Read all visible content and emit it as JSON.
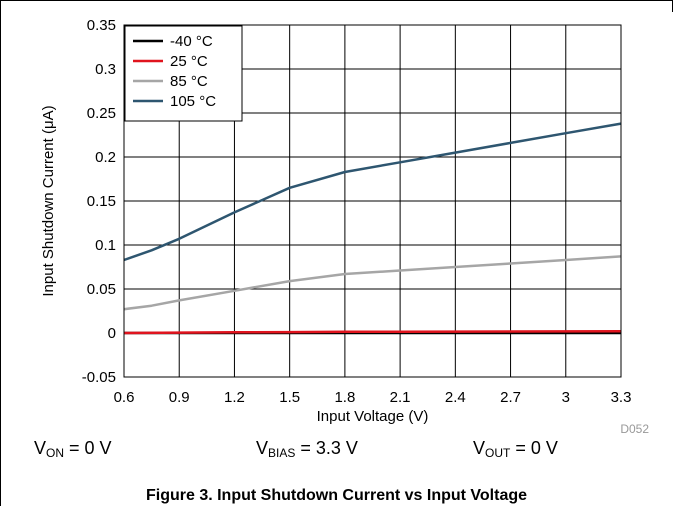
{
  "chart_data": {
    "type": "line",
    "title": "",
    "xlabel": "Input Voltage (V)",
    "ylabel": "Input Shutdown Current (μA)",
    "xlim": [
      0.6,
      3.3
    ],
    "ylim": [
      -0.05,
      0.35
    ],
    "x_ticks": [
      "0.6",
      "0.9",
      "1.2",
      "1.5",
      "1.8",
      "2.1",
      "2.4",
      "2.7",
      "3",
      "3.3"
    ],
    "y_ticks": [
      "-0.05",
      "0",
      "0.05",
      "0.1",
      "0.15",
      "0.2",
      "0.25",
      "0.3",
      "0.35"
    ],
    "grid": true,
    "legend_position": "top-left",
    "series": [
      {
        "name": "-40 °C",
        "color": "#000000",
        "x": [
          0.6,
          0.9,
          1.2,
          1.5,
          1.8,
          2.1,
          2.4,
          2.7,
          3.0,
          3.3
        ],
        "y": [
          0.0,
          0.0,
          0.0,
          0.0,
          0.0,
          0.0,
          0.0,
          0.0,
          0.0,
          0.0
        ]
      },
      {
        "name": "25 °C",
        "color": "#e0141e",
        "x": [
          0.6,
          0.9,
          1.2,
          1.5,
          1.8,
          2.1,
          2.4,
          2.7,
          3.0,
          3.3
        ],
        "y": [
          0.0,
          0.0005,
          0.0008,
          0.001,
          0.0015,
          0.0015,
          0.0016,
          0.0017,
          0.0018,
          0.002
        ]
      },
      {
        "name": "85 °C",
        "color": "#a6a6a6",
        "x": [
          0.6,
          0.75,
          0.9,
          1.2,
          1.5,
          1.8,
          2.1,
          2.4,
          2.7,
          3.0,
          3.3
        ],
        "y": [
          0.027,
          0.031,
          0.037,
          0.048,
          0.059,
          0.067,
          0.071,
          0.075,
          0.079,
          0.083,
          0.087
        ]
      },
      {
        "name": "105 °C",
        "color": "#2e5670",
        "x": [
          0.6,
          0.75,
          0.9,
          1.2,
          1.5,
          1.8,
          2.1,
          2.4,
          2.7,
          3.0,
          3.3
        ],
        "y": [
          0.083,
          0.094,
          0.107,
          0.137,
          0.165,
          0.183,
          0.194,
          0.205,
          0.216,
          0.227,
          0.238
        ]
      }
    ],
    "figure_code": "D052"
  },
  "conditions": {
    "von": {
      "main": "V",
      "sub": "ON",
      "value": " = 0 V"
    },
    "vbias": {
      "main": "V",
      "sub": "BIAS",
      "value": " = 3.3 V"
    },
    "vout": {
      "main": "V",
      "sub": "OUT",
      "value": " = 0 V"
    }
  },
  "caption": "Figure 3. Input Shutdown Current vs Input Voltage"
}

* * * * * * *

# Objective
Your copy should match the entries exactly, minus the pictures.

# Response
Read all visible content and emit it as JSON.
{
  "chart_data": {
    "type": "line",
    "title": "",
    "xlabel": "Input Voltage (V)",
    "ylabel": "Input Shutdown Current (μA)",
    "xlim": [
      0.6,
      3.3
    ],
    "ylim": [
      -0.05,
      0.35
    ],
    "x_ticks": [
      "0.6",
      "0.9",
      "1.2",
      "1.5",
      "1.8",
      "2.1",
      "2.4",
      "2.7",
      "3",
      "3.3"
    ],
    "y_ticks": [
      "-0.05",
      "0",
      "0.05",
      "0.1",
      "0.15",
      "0.2",
      "0.25",
      "0.3",
      "0.35"
    ],
    "grid": true,
    "legend_position": "top-left",
    "series": [
      {
        "name": "-40 °C",
        "color": "#000000",
        "x": [
          0.6,
          0.9,
          1.2,
          1.5,
          1.8,
          2.1,
          2.4,
          2.7,
          3.0,
          3.3
        ],
        "y": [
          0.0,
          0.0,
          0.0,
          0.0,
          0.0,
          0.0,
          0.0,
          0.0,
          0.0,
          0.0
        ]
      },
      {
        "name": "25 °C",
        "color": "#e0141e",
        "x": [
          0.6,
          0.9,
          1.2,
          1.5,
          1.8,
          2.1,
          2.4,
          2.7,
          3.0,
          3.3
        ],
        "y": [
          0.0,
          0.0005,
          0.0008,
          0.001,
          0.0015,
          0.0015,
          0.0016,
          0.0017,
          0.0018,
          0.002
        ]
      },
      {
        "name": "85 °C",
        "color": "#a6a6a6",
        "x": [
          0.6,
          0.75,
          0.9,
          1.2,
          1.5,
          1.8,
          2.1,
          2.4,
          2.7,
          3.0,
          3.3
        ],
        "y": [
          0.027,
          0.031,
          0.037,
          0.048,
          0.059,
          0.067,
          0.071,
          0.075,
          0.079,
          0.083,
          0.087
        ]
      },
      {
        "name": "105 °C",
        "color": "#2e5670",
        "x": [
          0.6,
          0.75,
          0.9,
          1.2,
          1.5,
          1.8,
          2.1,
          2.4,
          2.7,
          3.0,
          3.3
        ],
        "y": [
          0.083,
          0.094,
          0.107,
          0.137,
          0.165,
          0.183,
          0.194,
          0.205,
          0.216,
          0.227,
          0.238
        ]
      }
    ],
    "figure_code": "D052"
  },
  "conditions": {
    "von": {
      "main": "V",
      "sub": "ON",
      "value": " = 0 V"
    },
    "vbias": {
      "main": "V",
      "sub": "BIAS",
      "value": " = 3.3 V"
    },
    "vout": {
      "main": "V",
      "sub": "OUT",
      "value": " = 0 V"
    }
  },
  "caption": "Figure 3. Input Shutdown Current vs Input Voltage"
}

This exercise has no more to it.